**OBJECTIVE**.
Return a copy of every line in the records that includes the word "title".

**DATASET RECORDS**.
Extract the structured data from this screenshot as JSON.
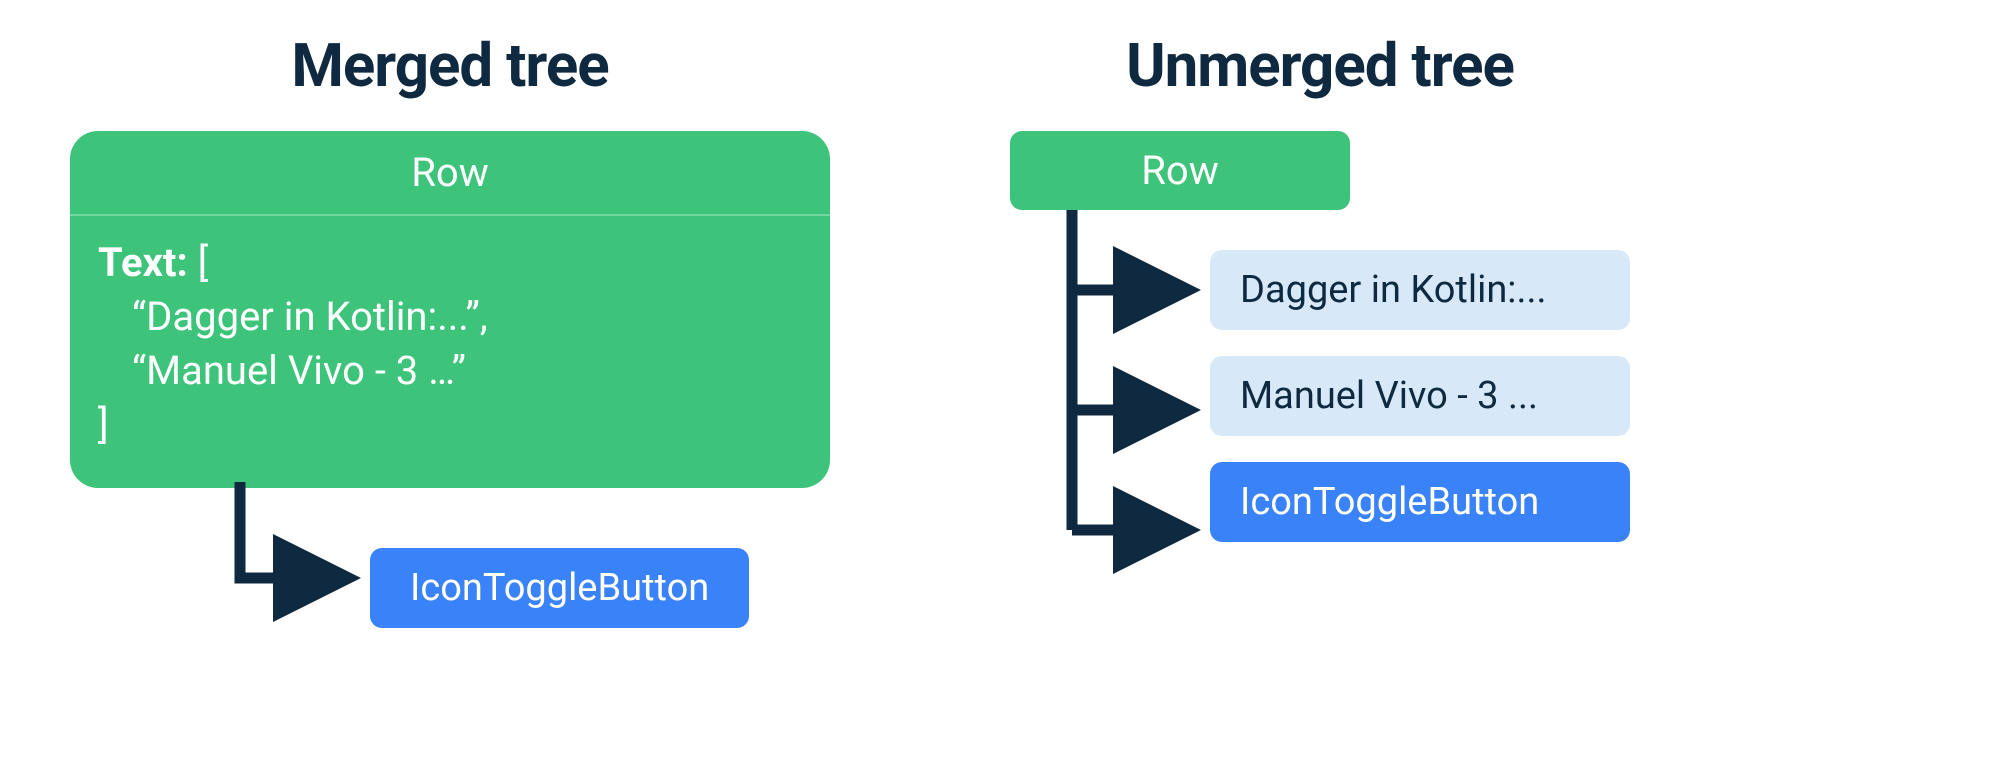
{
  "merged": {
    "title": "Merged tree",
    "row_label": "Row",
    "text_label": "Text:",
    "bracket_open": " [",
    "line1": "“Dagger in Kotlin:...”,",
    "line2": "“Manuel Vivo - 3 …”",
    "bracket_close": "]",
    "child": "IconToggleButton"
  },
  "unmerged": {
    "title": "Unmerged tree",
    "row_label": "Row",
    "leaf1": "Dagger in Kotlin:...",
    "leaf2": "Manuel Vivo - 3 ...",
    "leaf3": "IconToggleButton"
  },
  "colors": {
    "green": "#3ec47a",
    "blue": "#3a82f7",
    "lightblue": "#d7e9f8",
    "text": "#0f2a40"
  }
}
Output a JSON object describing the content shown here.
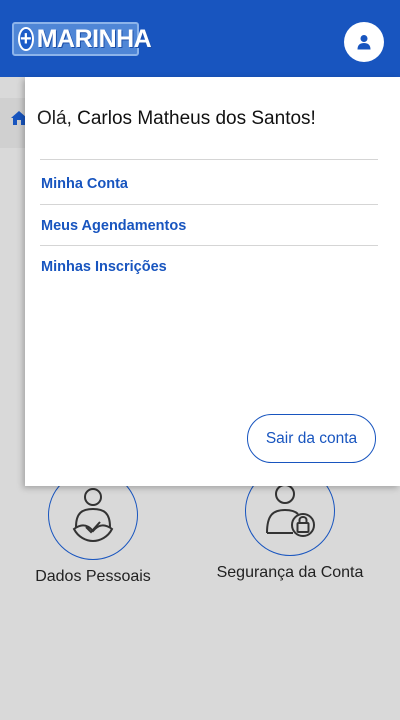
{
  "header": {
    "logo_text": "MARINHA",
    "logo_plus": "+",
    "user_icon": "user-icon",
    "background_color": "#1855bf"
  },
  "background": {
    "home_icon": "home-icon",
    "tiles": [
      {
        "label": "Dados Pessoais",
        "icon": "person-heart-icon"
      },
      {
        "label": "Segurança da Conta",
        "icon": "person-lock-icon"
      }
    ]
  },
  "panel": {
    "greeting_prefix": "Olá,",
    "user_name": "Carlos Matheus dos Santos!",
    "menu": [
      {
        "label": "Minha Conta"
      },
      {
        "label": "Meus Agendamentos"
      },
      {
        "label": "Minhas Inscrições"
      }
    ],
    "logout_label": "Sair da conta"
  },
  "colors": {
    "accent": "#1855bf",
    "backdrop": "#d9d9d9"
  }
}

**FINAL ANSWER**.
    "title": "Merged tree",
    "title": "Unmerged tree",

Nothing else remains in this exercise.